Questions
A - In the day-one travel account, in which place was the AirBnB house the writer planned to share with friends?
B - List every length of time given in the day-one travel account.

─── Page text

Day one

I landed in Heathrow at 1:30 PM local time on Thursday May 31st after a fast but uneventful 10 hour flight - fast in that we had a tail wind and so were approximately 40 minutes early. I managed perhaps 3 hours of sleep for the overnight flight, but excitement kept me going for the full afternoon and evening reasonably well.

The airport necessities thankfully went extremely smoothly - I was able to get off the plane, through immigration and customs and to the Central Bus Station by 2 PM and thus catch the 2:20 express bus to Oxford. My plans for lodging were to share an AirBnB house in Headington with friends from the US and UK, so I let them know I was on the bus and coming. Lynn Maudlin was coordinating much of the logistics, and let me know Bruce Meyer’s flight had been delayed and to see if we could find each other. Sadly, I saw no sign of him and didn’t get a response to my text message, so I settled in for a quiet 90 minute bus ride.

──────
─── Extracted records

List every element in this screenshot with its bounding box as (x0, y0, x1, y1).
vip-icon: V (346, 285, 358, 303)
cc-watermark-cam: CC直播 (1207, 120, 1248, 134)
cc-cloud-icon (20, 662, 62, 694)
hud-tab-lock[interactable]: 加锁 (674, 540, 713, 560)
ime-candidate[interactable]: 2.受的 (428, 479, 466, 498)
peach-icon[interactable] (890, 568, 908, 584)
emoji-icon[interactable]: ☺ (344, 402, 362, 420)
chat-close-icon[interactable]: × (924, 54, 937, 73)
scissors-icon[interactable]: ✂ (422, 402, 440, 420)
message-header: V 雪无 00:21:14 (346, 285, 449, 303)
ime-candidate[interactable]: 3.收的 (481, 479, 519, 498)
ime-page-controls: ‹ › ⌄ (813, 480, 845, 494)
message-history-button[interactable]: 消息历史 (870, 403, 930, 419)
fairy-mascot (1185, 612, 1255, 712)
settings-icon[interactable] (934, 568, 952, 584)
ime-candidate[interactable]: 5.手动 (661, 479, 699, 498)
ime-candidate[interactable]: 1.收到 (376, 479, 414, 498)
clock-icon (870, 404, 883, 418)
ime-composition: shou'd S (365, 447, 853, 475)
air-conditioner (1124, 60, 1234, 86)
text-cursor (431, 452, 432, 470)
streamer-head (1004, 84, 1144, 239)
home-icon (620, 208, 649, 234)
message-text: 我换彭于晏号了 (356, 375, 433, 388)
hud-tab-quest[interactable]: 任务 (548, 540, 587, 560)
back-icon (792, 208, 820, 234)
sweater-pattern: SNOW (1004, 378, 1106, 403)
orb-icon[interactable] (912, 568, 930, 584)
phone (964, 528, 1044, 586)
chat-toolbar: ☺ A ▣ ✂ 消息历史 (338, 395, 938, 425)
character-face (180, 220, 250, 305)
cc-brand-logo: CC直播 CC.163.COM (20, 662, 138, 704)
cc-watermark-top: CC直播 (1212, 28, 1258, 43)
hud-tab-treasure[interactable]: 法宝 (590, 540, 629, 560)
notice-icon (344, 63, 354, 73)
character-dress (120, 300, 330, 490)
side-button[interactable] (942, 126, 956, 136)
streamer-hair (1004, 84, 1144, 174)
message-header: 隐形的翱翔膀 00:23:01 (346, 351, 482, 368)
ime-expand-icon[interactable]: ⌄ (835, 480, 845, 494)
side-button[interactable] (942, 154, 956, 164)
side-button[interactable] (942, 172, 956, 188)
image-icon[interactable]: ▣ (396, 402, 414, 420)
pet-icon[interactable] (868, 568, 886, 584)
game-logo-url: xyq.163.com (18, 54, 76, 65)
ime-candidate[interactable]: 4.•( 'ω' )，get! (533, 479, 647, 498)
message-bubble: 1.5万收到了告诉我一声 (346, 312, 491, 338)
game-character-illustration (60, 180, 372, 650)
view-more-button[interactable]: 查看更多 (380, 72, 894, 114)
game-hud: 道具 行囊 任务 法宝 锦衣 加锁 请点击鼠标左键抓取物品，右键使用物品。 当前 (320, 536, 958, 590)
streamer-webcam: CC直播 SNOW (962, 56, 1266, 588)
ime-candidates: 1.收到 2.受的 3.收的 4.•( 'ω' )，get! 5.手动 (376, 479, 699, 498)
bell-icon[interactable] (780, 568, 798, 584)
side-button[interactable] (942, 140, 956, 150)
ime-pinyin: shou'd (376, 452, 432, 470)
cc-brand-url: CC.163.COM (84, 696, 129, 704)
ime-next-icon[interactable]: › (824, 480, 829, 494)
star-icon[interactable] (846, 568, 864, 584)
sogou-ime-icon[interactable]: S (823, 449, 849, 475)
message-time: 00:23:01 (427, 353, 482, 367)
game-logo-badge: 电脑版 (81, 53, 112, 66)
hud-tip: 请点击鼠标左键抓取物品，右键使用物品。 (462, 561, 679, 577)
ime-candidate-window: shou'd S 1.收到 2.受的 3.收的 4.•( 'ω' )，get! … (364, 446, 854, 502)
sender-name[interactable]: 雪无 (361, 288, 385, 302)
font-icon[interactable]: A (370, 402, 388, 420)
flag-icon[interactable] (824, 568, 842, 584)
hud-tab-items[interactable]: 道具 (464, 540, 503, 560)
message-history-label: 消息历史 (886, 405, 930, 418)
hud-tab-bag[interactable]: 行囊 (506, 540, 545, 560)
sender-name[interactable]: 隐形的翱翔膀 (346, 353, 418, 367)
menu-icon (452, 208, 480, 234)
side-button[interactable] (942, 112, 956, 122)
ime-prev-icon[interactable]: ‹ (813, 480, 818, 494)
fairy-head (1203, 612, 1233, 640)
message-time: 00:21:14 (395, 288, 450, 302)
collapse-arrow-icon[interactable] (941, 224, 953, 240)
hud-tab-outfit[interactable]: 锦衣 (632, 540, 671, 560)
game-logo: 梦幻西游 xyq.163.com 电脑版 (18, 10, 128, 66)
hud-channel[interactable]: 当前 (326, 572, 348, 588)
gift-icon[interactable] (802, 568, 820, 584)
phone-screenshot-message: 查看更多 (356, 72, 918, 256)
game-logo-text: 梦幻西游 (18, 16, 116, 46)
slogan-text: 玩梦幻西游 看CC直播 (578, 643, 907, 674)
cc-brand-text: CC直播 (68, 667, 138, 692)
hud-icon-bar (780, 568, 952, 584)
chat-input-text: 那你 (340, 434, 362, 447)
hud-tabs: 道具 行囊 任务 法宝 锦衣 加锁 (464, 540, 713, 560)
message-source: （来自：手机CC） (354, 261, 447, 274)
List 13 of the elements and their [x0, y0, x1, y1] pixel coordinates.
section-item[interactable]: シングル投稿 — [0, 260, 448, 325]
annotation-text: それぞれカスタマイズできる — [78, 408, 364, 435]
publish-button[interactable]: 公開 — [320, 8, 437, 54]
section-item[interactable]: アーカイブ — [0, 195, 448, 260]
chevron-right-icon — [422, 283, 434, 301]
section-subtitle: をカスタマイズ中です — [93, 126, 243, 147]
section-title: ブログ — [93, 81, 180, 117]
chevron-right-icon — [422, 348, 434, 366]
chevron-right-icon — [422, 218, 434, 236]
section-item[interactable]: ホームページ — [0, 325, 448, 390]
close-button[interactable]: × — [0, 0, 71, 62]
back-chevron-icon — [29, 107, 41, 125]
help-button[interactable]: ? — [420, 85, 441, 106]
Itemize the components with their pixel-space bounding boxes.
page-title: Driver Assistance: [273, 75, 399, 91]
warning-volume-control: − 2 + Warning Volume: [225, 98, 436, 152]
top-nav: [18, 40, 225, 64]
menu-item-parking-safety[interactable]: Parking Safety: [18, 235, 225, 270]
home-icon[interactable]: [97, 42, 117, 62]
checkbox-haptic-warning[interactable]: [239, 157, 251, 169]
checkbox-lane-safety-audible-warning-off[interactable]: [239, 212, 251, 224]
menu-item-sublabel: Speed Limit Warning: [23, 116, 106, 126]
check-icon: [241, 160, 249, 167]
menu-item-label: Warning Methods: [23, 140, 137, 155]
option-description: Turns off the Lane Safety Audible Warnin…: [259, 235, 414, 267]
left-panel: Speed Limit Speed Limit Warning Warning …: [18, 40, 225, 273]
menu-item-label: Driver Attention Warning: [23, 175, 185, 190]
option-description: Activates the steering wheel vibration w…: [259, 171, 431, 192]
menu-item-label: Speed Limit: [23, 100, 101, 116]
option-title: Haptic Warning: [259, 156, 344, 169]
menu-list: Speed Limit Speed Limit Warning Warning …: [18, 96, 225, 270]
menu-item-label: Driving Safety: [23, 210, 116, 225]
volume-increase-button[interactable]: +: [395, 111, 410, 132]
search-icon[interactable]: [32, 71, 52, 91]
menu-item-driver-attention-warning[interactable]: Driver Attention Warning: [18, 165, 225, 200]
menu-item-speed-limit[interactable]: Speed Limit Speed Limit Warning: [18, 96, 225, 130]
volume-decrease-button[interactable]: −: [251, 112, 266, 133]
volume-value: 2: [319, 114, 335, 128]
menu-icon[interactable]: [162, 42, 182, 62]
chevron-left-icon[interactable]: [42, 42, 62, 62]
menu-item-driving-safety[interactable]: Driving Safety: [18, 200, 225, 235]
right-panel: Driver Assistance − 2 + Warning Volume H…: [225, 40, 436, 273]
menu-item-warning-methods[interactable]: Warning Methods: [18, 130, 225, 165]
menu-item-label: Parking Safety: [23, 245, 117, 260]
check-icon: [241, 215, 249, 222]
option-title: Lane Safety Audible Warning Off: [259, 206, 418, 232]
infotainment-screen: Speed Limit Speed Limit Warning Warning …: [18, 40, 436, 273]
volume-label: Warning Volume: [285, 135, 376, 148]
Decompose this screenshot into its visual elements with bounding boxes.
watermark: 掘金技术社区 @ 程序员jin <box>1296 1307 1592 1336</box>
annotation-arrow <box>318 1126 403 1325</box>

──────

Numbered answers
A - Headington

B -
10 hours (the flight)
approximately 40 minutes (how early the flight arrived)
perhaps 3 hours (the sleep on the flight)
90 minutes (the bus ride)